┌─ EXTRACTED DATA

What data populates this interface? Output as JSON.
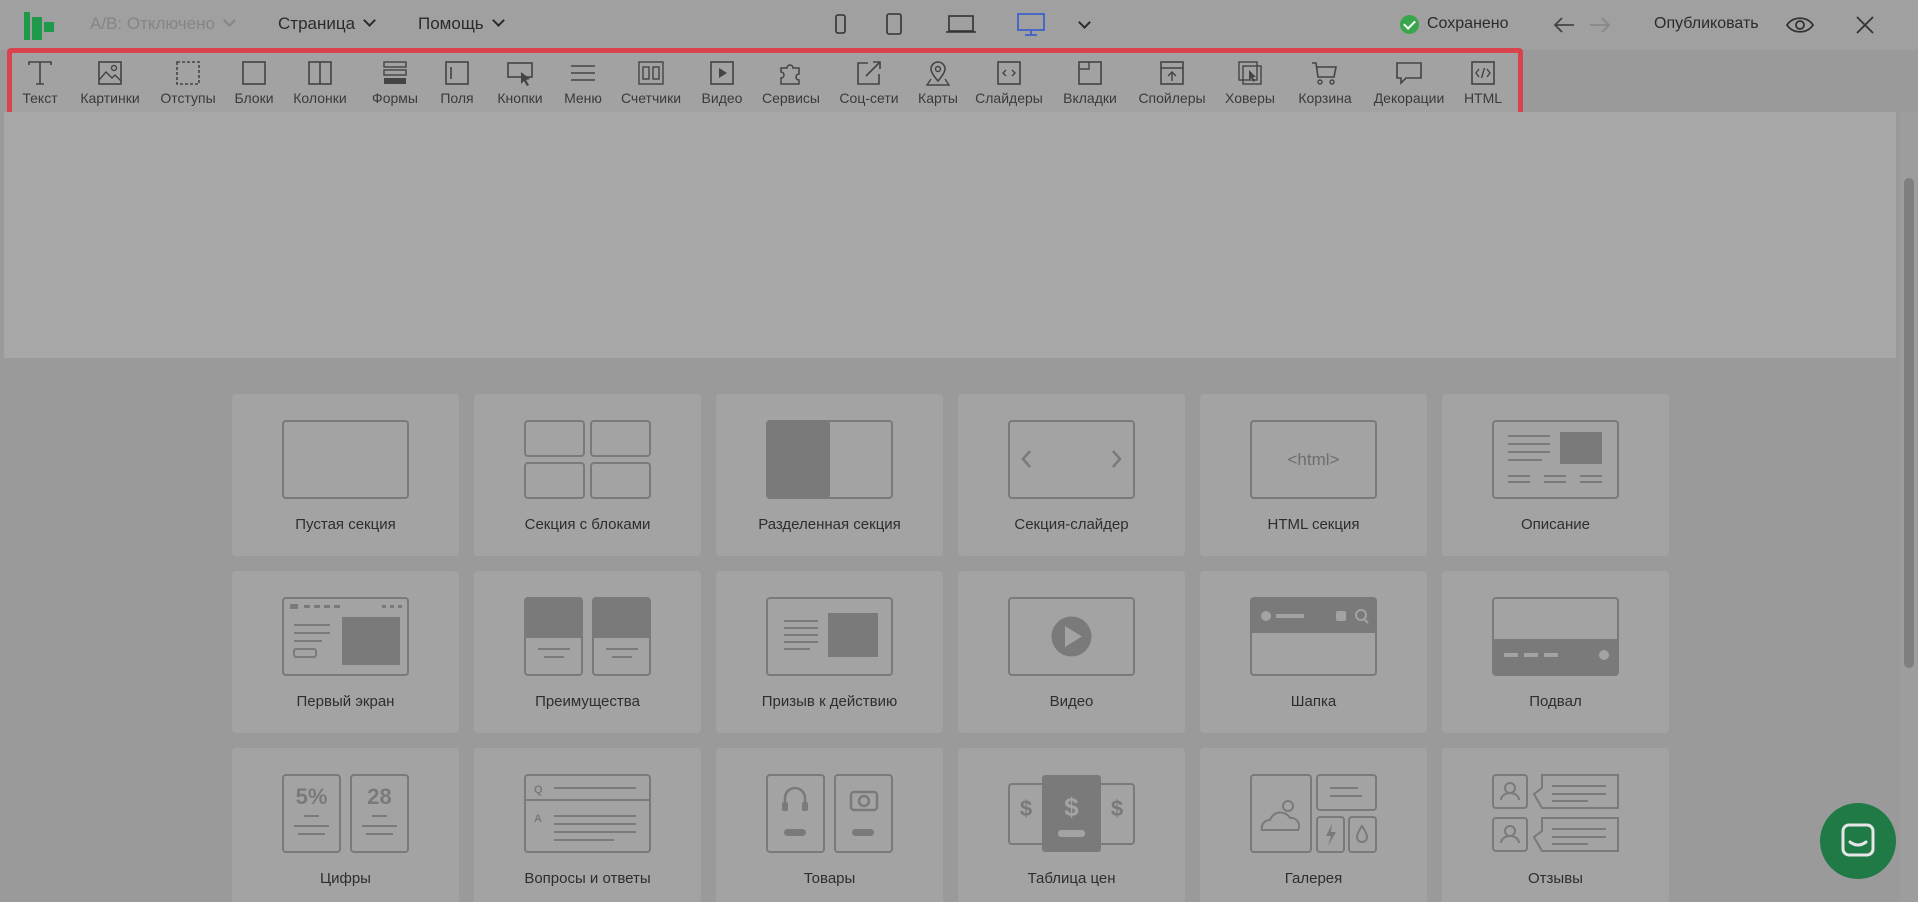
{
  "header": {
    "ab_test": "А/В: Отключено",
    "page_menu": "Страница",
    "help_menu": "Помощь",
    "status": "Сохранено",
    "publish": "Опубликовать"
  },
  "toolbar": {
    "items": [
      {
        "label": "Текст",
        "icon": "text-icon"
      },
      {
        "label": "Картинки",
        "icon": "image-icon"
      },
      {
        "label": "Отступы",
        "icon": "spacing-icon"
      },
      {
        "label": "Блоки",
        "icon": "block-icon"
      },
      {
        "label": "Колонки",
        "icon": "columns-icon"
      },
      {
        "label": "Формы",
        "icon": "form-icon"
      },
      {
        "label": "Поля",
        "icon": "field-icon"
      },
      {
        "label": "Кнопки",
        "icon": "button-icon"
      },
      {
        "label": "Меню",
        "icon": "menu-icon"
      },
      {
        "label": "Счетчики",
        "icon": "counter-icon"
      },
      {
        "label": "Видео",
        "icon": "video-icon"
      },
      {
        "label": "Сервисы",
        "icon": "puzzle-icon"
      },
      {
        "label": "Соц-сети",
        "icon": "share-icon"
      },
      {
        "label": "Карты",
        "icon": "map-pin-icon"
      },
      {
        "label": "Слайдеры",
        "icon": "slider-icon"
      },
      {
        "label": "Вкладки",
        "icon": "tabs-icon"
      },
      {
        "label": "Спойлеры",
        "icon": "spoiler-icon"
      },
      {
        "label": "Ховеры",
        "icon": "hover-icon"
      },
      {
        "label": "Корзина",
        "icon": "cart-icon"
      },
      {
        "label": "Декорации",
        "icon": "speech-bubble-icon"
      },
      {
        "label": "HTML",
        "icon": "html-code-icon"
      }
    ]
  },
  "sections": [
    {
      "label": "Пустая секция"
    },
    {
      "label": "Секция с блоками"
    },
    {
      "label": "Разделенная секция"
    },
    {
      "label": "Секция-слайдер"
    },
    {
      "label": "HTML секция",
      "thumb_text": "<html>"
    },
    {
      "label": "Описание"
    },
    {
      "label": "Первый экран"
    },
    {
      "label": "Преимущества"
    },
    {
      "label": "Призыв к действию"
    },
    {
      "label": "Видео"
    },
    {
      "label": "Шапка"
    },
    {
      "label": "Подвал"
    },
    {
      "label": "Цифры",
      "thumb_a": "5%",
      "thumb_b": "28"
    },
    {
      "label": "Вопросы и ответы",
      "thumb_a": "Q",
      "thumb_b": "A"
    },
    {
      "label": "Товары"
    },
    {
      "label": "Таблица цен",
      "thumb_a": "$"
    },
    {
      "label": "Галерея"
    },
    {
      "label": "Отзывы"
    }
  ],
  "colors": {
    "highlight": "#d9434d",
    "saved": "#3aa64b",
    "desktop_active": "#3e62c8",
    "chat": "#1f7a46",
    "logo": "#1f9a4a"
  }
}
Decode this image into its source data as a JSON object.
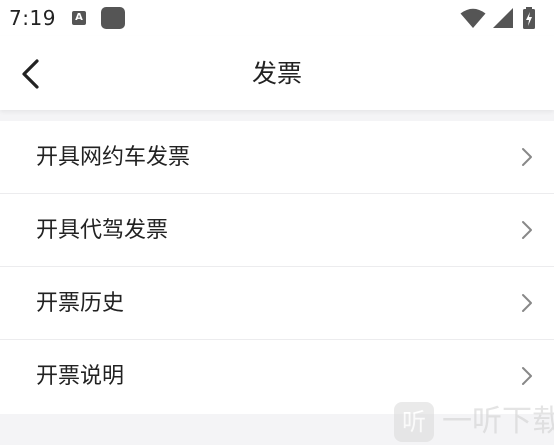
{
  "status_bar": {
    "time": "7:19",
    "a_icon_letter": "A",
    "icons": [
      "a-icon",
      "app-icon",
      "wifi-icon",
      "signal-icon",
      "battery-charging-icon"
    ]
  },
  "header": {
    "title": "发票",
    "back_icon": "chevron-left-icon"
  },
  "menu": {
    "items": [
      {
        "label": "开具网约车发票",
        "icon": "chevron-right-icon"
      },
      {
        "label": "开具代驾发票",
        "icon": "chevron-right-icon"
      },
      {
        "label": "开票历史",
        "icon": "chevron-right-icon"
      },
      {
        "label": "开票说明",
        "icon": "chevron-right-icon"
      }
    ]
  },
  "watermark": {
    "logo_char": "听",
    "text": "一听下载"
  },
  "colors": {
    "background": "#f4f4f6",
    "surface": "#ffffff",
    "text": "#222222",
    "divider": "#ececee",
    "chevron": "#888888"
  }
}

└─

[WHAT IS REQUIRED] Search the data for "JSON". Copy every line that has it.

[OUTPUT BELOW]
What data populates this interface? Output as JSON.
Decode this image into its source data as a JSON object.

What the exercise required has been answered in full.